• **Task objective**:
Leave out the images; return the rest of the data exactly.

[Lines of data]
BEGIN

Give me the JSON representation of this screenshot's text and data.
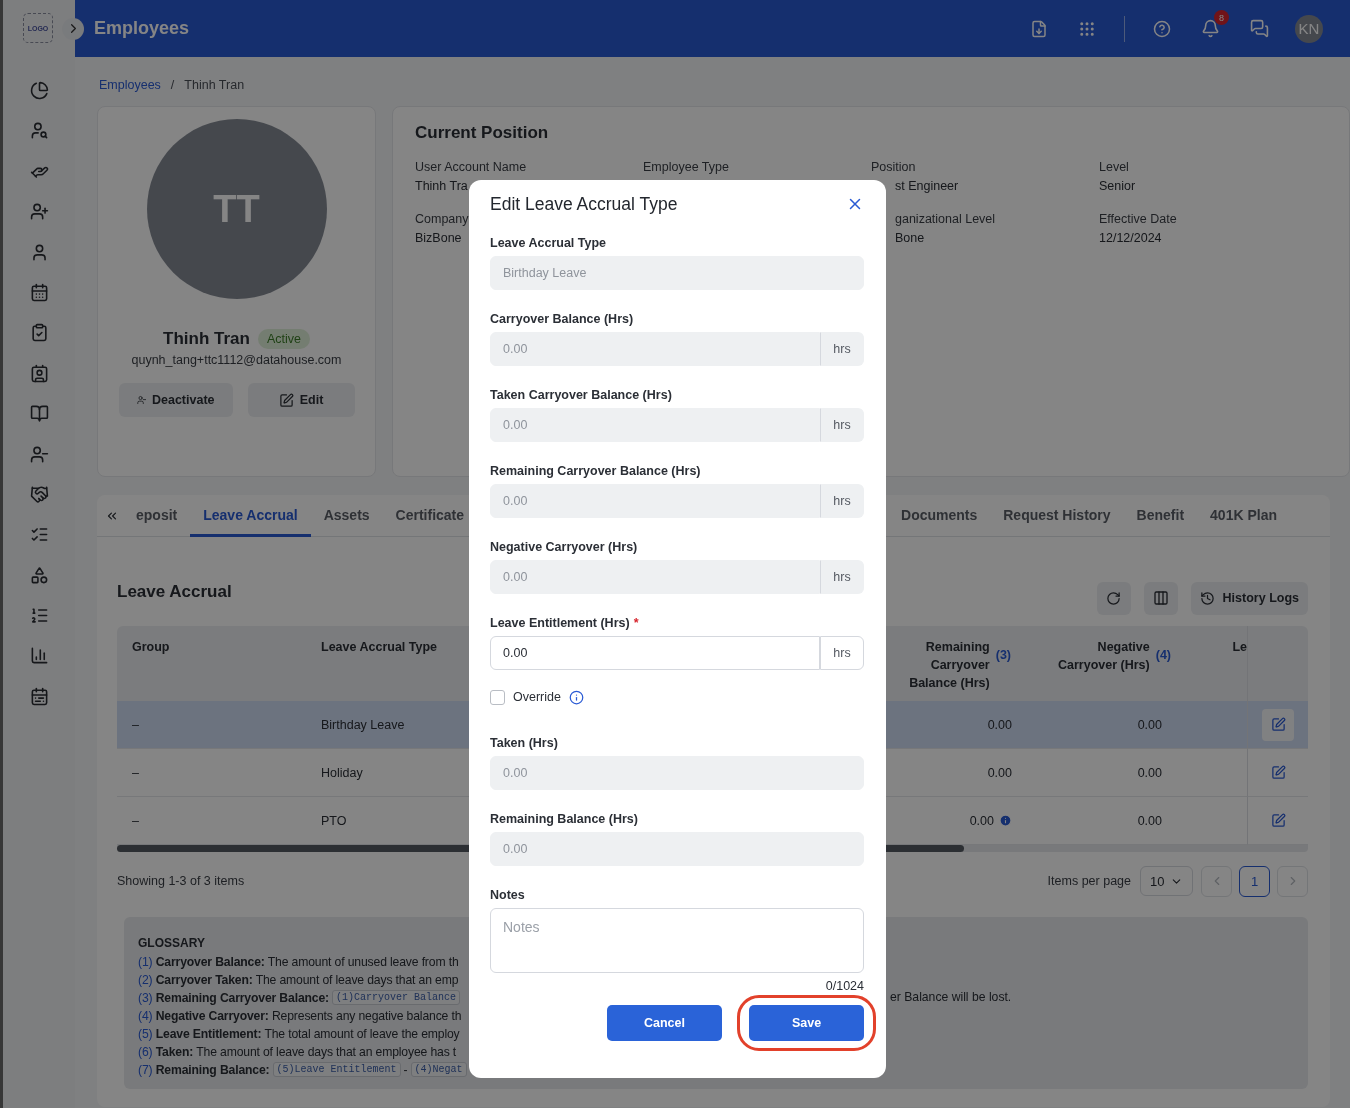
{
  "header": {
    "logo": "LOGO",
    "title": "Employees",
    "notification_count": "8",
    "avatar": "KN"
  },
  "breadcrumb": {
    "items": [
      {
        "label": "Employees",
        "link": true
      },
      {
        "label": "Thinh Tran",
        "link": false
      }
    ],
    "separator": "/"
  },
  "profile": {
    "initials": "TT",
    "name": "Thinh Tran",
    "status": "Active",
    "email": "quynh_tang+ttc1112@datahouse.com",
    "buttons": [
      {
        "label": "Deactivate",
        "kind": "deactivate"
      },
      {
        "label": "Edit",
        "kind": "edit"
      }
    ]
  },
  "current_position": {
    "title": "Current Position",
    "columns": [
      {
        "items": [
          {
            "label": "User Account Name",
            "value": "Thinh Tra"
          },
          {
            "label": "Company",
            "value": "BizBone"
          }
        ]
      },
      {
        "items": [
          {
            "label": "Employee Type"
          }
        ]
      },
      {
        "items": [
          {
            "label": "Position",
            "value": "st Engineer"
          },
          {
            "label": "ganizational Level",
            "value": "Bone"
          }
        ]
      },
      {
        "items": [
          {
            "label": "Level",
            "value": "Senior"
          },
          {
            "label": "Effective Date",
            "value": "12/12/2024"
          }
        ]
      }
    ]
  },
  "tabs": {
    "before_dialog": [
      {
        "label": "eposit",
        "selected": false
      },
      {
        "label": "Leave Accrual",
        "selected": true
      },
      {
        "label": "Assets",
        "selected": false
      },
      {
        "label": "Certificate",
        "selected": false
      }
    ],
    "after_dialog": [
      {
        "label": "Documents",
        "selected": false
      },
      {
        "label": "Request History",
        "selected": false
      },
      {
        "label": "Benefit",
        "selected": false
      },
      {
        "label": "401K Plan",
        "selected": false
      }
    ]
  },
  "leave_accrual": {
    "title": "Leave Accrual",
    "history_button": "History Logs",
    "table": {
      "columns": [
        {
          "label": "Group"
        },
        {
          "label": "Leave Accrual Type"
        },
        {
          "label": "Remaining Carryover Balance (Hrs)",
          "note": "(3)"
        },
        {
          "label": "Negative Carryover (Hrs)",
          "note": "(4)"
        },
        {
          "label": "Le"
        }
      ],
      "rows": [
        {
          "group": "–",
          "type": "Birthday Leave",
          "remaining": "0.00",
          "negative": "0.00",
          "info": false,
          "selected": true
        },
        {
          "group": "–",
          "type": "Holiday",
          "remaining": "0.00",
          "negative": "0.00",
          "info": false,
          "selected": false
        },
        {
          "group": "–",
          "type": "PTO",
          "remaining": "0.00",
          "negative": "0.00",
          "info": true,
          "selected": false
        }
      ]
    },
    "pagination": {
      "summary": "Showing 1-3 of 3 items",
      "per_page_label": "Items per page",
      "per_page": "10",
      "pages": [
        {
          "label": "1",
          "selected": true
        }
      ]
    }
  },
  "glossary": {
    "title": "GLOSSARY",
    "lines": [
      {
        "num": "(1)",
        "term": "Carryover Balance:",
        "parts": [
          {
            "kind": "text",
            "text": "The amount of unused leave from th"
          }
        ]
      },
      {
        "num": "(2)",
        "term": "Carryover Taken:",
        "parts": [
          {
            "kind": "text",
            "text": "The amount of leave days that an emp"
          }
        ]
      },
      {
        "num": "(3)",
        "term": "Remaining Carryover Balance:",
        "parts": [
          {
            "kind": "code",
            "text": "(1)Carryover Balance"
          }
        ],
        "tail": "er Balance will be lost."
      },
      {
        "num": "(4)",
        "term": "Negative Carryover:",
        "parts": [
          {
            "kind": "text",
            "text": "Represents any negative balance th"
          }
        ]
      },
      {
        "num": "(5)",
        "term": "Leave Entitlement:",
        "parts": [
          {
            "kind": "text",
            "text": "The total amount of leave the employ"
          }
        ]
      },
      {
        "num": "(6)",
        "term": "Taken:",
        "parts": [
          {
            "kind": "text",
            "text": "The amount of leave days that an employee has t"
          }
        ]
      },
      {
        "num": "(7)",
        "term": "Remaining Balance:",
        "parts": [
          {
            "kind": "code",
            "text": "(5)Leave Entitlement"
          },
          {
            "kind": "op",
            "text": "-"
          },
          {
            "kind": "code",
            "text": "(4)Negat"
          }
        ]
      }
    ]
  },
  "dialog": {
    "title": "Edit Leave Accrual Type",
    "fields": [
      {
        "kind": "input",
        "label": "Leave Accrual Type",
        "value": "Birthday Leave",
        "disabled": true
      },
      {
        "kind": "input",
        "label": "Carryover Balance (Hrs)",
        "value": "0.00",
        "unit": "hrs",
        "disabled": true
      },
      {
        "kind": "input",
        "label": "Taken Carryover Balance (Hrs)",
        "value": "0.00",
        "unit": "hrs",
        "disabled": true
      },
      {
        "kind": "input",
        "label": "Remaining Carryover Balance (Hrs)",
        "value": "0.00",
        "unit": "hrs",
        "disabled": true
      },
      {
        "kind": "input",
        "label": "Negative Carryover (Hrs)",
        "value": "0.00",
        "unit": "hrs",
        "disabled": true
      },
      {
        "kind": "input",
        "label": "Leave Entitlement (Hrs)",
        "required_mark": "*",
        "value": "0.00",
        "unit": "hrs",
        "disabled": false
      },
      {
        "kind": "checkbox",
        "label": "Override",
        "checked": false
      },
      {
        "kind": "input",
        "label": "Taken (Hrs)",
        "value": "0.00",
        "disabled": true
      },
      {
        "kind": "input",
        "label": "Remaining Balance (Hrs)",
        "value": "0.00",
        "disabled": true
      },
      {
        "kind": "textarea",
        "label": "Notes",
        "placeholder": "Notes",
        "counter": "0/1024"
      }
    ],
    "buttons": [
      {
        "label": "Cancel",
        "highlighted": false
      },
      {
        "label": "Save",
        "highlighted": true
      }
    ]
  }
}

END

• **Written solution**:
Give me the JSON representation of this screenshot's text and data.
{
  "header": {
    "logo": "LOGO",
    "title": "Employees",
    "notification_count": "8",
    "avatar": "KN"
  },
  "breadcrumb": {
    "items": [
      {
        "label": "Employees",
        "link": true
      },
      {
        "label": "Thinh Tran",
        "link": false
      }
    ],
    "separator": "/"
  },
  "profile": {
    "initials": "TT",
    "name": "Thinh Tran",
    "status": "Active",
    "email": "quynh_tang+ttc1112@datahouse.com",
    "buttons": [
      {
        "label": "Deactivate",
        "kind": "deactivate"
      },
      {
        "label": "Edit",
        "kind": "edit"
      }
    ]
  },
  "current_position": {
    "title": "Current Position",
    "columns": [
      {
        "items": [
          {
            "label": "User Account Name",
            "value": "Thinh Tra"
          },
          {
            "label": "Company",
            "value": "BizBone"
          }
        ]
      },
      {
        "items": [
          {
            "label": "Employee Type"
          }
        ]
      },
      {
        "items": [
          {
            "label": "Position",
            "value": "st Engineer"
          },
          {
            "label": "ganizational Level",
            "value": "Bone"
          }
        ]
      },
      {
        "items": [
          {
            "label": "Level",
            "value": "Senior"
          },
          {
            "label": "Effective Date",
            "value": "12/12/2024"
          }
        ]
      }
    ]
  },
  "tabs": {
    "before_dialog": [
      {
        "label": "eposit",
        "selected": false
      },
      {
        "label": "Leave Accrual",
        "selected": true
      },
      {
        "label": "Assets",
        "selected": false
      },
      {
        "label": "Certificate",
        "selected": false
      }
    ],
    "after_dialog": [
      {
        "label": "Documents",
        "selected": false
      },
      {
        "label": "Request History",
        "selected": false
      },
      {
        "label": "Benefit",
        "selected": false
      },
      {
        "label": "401K Plan",
        "selected": false
      }
    ]
  },
  "leave_accrual": {
    "title": "Leave Accrual",
    "history_button": "History Logs",
    "table": {
      "columns": [
        {
          "label": "Group"
        },
        {
          "label": "Leave Accrual Type"
        },
        {
          "label": "Remaining Carryover Balance (Hrs)",
          "note": "(3)"
        },
        {
          "label": "Negative Carryover (Hrs)",
          "note": "(4)"
        },
        {
          "label": "Le"
        }
      ],
      "rows": [
        {
          "group": "–",
          "type": "Birthday Leave",
          "remaining": "0.00",
          "negative": "0.00",
          "info": false,
          "selected": true
        },
        {
          "group": "–",
          "type": "Holiday",
          "remaining": "0.00",
          "negative": "0.00",
          "info": false,
          "selected": false
        },
        {
          "group": "–",
          "type": "PTO",
          "remaining": "0.00",
          "negative": "0.00",
          "info": true,
          "selected": false
        }
      ]
    },
    "pagination": {
      "summary": "Showing 1-3 of 3 items",
      "per_page_label": "Items per page",
      "per_page": "10",
      "pages": [
        {
          "label": "1",
          "selected": true
        }
      ]
    }
  },
  "glossary": {
    "title": "GLOSSARY",
    "lines": [
      {
        "num": "(1)",
        "term": "Carryover Balance:",
        "parts": [
          {
            "kind": "text",
            "text": "The amount of unused leave from th"
          }
        ]
      },
      {
        "num": "(2)",
        "term": "Carryover Taken:",
        "parts": [
          {
            "kind": "text",
            "text": "The amount of leave days that an emp"
          }
        ]
      },
      {
        "num": "(3)",
        "term": "Remaining Carryover Balance:",
        "parts": [
          {
            "kind": "code",
            "text": "(1)Carryover Balance"
          }
        ],
        "tail": "er Balance will be lost."
      },
      {
        "num": "(4)",
        "term": "Negative Carryover:",
        "parts": [
          {
            "kind": "text",
            "text": "Represents any negative balance th"
          }
        ]
      },
      {
        "num": "(5)",
        "term": "Leave Entitlement:",
        "parts": [
          {
            "kind": "text",
            "text": "The total amount of leave the employ"
          }
        ]
      },
      {
        "num": "(6)",
        "term": "Taken:",
        "parts": [
          {
            "kind": "text",
            "text": "The amount of leave days that an employee has t"
          }
        ]
      },
      {
        "num": "(7)",
        "term": "Remaining Balance:",
        "parts": [
          {
            "kind": "code",
            "text": "(5)Leave Entitlement"
          },
          {
            "kind": "op",
            "text": "-"
          },
          {
            "kind": "code",
            "text": "(4)Negat"
          }
        ]
      }
    ]
  },
  "dialog": {
    "title": "Edit Leave Accrual Type",
    "fields": [
      {
        "kind": "input",
        "label": "Leave Accrual Type",
        "value": "Birthday Leave",
        "disabled": true
      },
      {
        "kind": "input",
        "label": "Carryover Balance (Hrs)",
        "value": "0.00",
        "unit": "hrs",
        "disabled": true
      },
      {
        "kind": "input",
        "label": "Taken Carryover Balance (Hrs)",
        "value": "0.00",
        "unit": "hrs",
        "disabled": true
      },
      {
        "kind": "input",
        "label": "Remaining Carryover Balance (Hrs)",
        "value": "0.00",
        "unit": "hrs",
        "disabled": true
      },
      {
        "kind": "input",
        "label": "Negative Carryover (Hrs)",
        "value": "0.00",
        "unit": "hrs",
        "disabled": true
      },
      {
        "kind": "input",
        "label": "Leave Entitlement (Hrs)",
        "required_mark": "*",
        "value": "0.00",
        "unit": "hrs",
        "disabled": false
      },
      {
        "kind": "checkbox",
        "label": "Override",
        "checked": false
      },
      {
        "kind": "input",
        "label": "Taken (Hrs)",
        "value": "0.00",
        "disabled": true
      },
      {
        "kind": "input",
        "label": "Remaining Balance (Hrs)",
        "value": "0.00",
        "disabled": true
      },
      {
        "kind": "textarea",
        "label": "Notes",
        "placeholder": "Notes",
        "counter": "0/1024"
      }
    ],
    "buttons": [
      {
        "label": "Cancel",
        "highlighted": false
      },
      {
        "label": "Save",
        "highlighted": true
      }
    ]
  }
}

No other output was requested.